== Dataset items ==
Start

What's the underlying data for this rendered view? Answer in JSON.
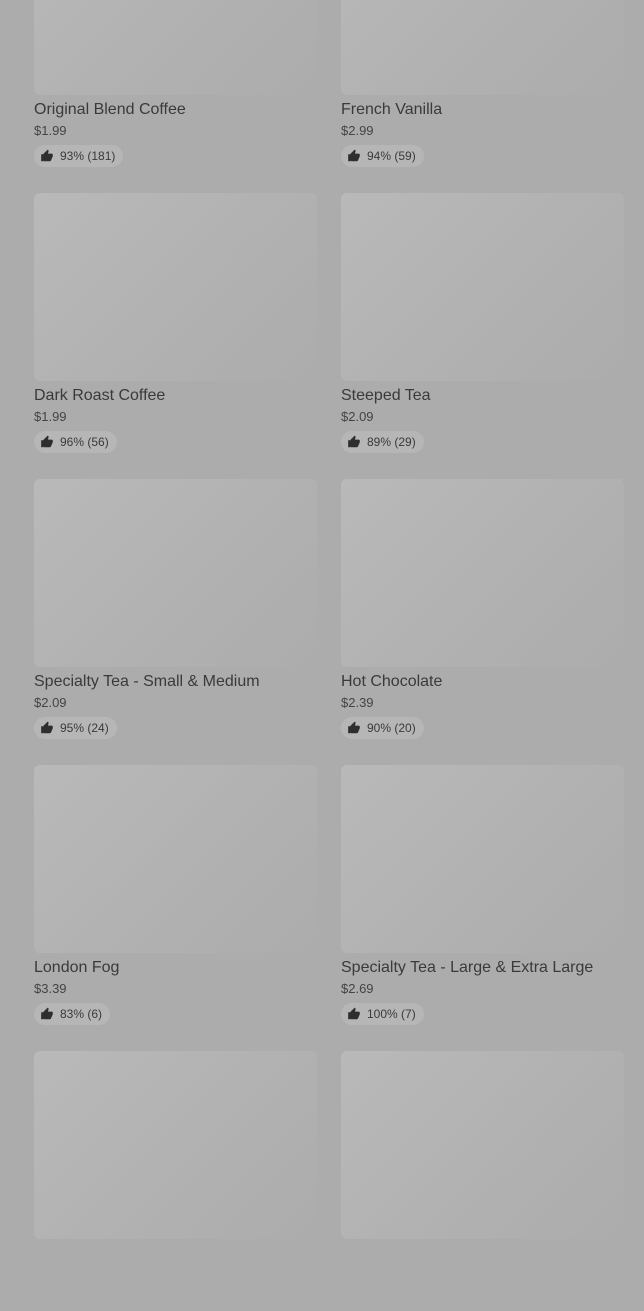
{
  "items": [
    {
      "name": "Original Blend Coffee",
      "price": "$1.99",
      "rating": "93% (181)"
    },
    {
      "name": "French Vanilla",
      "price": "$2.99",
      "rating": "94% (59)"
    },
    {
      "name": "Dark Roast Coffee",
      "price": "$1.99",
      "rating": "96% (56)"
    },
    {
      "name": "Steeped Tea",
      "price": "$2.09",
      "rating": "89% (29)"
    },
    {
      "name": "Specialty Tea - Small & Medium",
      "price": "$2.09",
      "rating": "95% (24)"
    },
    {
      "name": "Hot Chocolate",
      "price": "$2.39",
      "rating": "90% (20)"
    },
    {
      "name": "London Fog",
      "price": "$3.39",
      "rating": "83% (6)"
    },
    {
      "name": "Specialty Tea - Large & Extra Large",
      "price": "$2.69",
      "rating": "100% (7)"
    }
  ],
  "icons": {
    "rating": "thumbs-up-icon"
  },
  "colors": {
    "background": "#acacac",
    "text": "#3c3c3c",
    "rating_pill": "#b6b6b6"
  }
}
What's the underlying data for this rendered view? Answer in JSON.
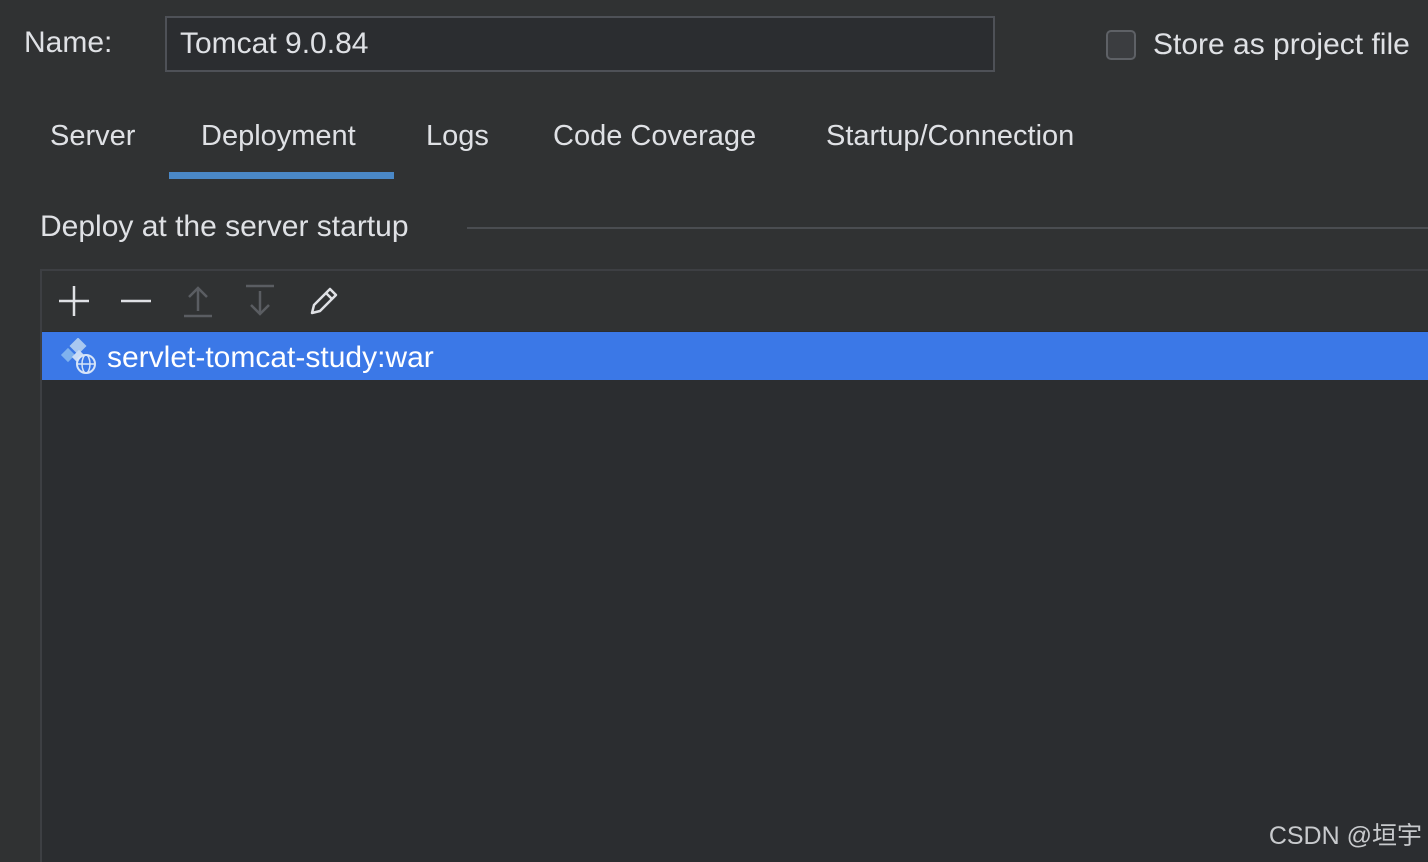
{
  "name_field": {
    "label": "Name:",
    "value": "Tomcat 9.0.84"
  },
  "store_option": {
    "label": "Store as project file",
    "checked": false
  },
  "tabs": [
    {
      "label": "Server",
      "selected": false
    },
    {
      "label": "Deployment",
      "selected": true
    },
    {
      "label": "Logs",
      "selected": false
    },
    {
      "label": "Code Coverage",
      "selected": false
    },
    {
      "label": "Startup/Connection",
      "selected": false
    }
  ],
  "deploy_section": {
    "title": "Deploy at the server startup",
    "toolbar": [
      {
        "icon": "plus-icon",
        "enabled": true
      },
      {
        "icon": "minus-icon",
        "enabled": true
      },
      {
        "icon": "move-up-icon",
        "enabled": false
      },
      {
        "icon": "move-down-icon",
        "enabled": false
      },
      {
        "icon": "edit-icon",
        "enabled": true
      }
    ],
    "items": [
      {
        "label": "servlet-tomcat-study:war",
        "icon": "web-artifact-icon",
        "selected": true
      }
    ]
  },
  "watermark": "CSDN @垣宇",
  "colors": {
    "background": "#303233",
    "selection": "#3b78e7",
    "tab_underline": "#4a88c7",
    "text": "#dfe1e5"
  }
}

End

== Your instructions ==
Transcribe each line above verbatim, with the pictures left out.

== Written answer ==
What's the underlying data for this rendered view? Answer in JSON.
{
  "items": [
    {
      "name": "Original Blend Coffee",
      "price": "$1.99",
      "rating": "93% (181)"
    },
    {
      "name": "French Vanilla",
      "price": "$2.99",
      "rating": "94% (59)"
    },
    {
      "name": "Dark Roast Coffee",
      "price": "$1.99",
      "rating": "96% (56)"
    },
    {
      "name": "Steeped Tea",
      "price": "$2.09",
      "rating": "89% (29)"
    },
    {
      "name": "Specialty Tea - Small & Medium",
      "price": "$2.09",
      "rating": "95% (24)"
    },
    {
      "name": "Hot Chocolate",
      "price": "$2.39",
      "rating": "90% (20)"
    },
    {
      "name": "London Fog",
      "price": "$3.39",
      "rating": "83% (6)"
    },
    {
      "name": "Specialty Tea - Large & Extra Large",
      "price": "$2.69",
      "rating": "100% (7)"
    }
  ],
  "icons": {
    "rating": "thumbs-up-icon"
  },
  "colors": {
    "background": "#acacac",
    "text": "#3c3c3c",
    "rating_pill": "#b6b6b6"
  }
}
What's the underlying data for this rendered view? Answer in JSON.
{
  "name_field": {
    "label": "Name:",
    "value": "Tomcat 9.0.84"
  },
  "store_option": {
    "label": "Store as project file",
    "checked": false
  },
  "tabs": [
    {
      "label": "Server",
      "selected": false
    },
    {
      "label": "Deployment",
      "selected": true
    },
    {
      "label": "Logs",
      "selected": false
    },
    {
      "label": "Code Coverage",
      "selected": false
    },
    {
      "label": "Startup/Connection",
      "selected": false
    }
  ],
  "deploy_section": {
    "title": "Deploy at the server startup",
    "toolbar": [
      {
        "icon": "plus-icon",
        "enabled": true
      },
      {
        "icon": "minus-icon",
        "enabled": true
      },
      {
        "icon": "move-up-icon",
        "enabled": false
      },
      {
        "icon": "move-down-icon",
        "enabled": false
      },
      {
        "icon": "edit-icon",
        "enabled": true
      }
    ],
    "items": [
      {
        "label": "servlet-tomcat-study:war",
        "icon": "web-artifact-icon",
        "selected": true
      }
    ]
  },
  "watermark": "CSDN @垣宇",
  "colors": {
    "background": "#303233",
    "selection": "#3b78e7",
    "tab_underline": "#4a88c7",
    "text": "#dfe1e5"
  }
}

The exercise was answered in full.